Short exercise: Lines containing "JSON" are to be counted. Give the number and nothing more.

Dataset excerpts:
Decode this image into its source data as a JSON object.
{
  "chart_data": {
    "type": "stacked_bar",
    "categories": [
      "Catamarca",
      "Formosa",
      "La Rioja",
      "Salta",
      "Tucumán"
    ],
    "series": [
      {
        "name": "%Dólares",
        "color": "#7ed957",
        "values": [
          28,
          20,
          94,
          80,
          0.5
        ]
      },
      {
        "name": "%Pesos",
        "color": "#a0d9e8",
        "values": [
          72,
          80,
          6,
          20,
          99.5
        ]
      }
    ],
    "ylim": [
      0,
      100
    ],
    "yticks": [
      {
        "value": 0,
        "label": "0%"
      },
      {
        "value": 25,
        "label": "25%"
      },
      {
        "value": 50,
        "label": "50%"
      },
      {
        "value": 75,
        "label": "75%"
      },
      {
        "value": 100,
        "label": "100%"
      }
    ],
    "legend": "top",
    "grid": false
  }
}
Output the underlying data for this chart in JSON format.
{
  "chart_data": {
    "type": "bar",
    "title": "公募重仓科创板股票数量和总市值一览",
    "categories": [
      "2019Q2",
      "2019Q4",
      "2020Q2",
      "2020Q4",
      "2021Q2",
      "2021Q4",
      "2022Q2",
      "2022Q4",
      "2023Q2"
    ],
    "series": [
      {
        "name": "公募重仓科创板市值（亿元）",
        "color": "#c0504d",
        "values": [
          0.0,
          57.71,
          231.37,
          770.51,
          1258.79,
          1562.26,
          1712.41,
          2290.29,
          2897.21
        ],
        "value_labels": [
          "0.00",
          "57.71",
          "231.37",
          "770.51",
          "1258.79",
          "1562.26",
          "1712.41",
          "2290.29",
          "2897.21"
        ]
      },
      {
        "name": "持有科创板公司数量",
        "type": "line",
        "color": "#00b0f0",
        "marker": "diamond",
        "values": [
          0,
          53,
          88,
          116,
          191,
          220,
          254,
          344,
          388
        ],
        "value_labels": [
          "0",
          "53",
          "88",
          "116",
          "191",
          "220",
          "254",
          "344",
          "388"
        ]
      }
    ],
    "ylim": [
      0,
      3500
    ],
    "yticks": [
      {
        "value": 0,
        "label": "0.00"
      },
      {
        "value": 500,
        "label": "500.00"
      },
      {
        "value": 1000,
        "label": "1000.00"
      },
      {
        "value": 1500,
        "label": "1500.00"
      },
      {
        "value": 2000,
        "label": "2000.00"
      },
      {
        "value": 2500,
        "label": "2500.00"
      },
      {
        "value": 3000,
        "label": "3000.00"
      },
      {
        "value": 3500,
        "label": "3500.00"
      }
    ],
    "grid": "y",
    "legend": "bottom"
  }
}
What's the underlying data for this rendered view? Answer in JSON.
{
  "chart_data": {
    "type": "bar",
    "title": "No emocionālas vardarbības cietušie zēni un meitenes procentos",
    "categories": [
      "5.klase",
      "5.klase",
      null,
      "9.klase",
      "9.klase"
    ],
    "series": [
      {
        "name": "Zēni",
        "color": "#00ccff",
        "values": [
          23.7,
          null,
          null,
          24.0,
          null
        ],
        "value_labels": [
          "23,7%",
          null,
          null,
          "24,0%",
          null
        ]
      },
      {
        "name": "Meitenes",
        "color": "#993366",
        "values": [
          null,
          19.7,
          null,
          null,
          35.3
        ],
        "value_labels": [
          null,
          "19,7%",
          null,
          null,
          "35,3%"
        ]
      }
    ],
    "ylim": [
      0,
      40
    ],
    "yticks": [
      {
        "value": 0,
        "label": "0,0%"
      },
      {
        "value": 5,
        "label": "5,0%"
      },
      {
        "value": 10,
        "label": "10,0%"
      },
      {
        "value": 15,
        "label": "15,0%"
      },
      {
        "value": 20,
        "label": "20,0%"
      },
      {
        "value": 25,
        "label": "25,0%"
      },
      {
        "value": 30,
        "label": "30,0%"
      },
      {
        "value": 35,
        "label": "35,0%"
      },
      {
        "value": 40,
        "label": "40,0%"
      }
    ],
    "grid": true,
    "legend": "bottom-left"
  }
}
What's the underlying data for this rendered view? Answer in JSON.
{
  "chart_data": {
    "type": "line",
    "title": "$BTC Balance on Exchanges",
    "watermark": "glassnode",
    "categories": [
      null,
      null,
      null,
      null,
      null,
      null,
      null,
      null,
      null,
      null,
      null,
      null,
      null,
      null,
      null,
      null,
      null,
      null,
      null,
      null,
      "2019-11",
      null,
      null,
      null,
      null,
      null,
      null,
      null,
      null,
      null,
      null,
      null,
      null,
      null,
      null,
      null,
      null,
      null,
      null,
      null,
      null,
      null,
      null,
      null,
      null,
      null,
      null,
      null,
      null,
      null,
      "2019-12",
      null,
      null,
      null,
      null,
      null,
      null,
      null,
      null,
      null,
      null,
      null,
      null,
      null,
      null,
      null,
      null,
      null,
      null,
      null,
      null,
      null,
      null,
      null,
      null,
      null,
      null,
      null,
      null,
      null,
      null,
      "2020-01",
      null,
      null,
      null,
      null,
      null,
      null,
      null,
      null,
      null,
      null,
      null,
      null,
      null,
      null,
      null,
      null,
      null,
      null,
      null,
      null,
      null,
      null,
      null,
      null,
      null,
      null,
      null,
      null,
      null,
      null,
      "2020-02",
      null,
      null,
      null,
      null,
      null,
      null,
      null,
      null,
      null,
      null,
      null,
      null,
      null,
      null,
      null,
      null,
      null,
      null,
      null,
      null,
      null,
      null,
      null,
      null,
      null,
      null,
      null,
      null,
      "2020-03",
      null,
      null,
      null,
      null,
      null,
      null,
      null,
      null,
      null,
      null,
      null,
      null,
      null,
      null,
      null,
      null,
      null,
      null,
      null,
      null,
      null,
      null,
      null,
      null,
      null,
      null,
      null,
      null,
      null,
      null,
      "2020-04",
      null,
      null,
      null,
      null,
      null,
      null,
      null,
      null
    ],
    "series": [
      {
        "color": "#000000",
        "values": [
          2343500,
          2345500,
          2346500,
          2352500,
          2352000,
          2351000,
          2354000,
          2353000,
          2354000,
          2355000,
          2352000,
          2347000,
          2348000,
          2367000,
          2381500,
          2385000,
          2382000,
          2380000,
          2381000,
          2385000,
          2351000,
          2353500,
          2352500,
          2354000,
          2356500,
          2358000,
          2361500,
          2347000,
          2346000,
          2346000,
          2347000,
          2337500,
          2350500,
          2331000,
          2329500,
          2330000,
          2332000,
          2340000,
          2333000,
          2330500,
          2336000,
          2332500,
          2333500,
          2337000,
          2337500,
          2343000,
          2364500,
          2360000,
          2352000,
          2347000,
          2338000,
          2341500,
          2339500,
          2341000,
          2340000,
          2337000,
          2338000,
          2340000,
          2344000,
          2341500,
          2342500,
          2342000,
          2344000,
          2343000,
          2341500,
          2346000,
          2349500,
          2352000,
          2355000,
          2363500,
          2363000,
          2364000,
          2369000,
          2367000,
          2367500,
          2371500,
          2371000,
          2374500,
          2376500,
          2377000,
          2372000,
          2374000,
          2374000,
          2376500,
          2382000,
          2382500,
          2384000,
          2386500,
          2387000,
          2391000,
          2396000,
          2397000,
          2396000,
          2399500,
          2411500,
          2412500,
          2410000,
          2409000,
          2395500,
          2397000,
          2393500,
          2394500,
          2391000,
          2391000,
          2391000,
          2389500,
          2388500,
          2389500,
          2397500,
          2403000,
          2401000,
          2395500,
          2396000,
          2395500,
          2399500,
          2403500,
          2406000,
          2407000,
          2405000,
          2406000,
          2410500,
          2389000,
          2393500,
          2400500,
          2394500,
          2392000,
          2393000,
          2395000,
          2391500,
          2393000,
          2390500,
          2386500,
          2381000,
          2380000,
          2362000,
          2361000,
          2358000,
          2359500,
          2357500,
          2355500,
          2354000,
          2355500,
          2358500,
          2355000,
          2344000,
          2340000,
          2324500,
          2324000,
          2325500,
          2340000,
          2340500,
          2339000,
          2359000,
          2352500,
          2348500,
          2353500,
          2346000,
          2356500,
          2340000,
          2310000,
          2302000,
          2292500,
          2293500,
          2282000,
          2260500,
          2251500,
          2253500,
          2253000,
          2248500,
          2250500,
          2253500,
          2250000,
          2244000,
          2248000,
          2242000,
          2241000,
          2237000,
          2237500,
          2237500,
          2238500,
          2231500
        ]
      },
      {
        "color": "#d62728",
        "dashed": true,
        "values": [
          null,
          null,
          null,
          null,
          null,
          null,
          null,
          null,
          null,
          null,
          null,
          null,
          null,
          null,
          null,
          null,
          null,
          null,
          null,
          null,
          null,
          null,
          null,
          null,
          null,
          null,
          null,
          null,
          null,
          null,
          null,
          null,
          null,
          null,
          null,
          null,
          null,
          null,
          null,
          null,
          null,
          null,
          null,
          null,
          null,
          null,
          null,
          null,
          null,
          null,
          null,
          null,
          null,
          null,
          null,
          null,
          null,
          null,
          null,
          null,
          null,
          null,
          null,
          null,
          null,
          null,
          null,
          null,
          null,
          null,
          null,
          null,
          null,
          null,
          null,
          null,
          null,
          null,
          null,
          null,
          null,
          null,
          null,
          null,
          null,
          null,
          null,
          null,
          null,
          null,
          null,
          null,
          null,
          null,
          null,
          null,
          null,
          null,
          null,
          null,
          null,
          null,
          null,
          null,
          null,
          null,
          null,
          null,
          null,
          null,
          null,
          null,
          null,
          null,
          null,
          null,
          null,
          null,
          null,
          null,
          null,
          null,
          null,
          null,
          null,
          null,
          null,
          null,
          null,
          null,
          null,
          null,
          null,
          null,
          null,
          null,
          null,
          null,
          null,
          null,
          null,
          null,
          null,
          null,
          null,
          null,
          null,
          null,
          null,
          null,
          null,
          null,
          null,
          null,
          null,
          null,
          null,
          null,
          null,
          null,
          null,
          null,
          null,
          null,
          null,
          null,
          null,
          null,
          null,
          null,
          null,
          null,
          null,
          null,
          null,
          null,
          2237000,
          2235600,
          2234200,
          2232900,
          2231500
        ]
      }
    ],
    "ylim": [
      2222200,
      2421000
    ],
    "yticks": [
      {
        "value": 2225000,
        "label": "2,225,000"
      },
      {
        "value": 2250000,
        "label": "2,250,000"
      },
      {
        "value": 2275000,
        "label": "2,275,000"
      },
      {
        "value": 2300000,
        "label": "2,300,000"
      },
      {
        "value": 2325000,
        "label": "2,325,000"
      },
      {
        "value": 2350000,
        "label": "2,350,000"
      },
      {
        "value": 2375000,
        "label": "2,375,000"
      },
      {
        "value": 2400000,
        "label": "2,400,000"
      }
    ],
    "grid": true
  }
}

Completed task: 4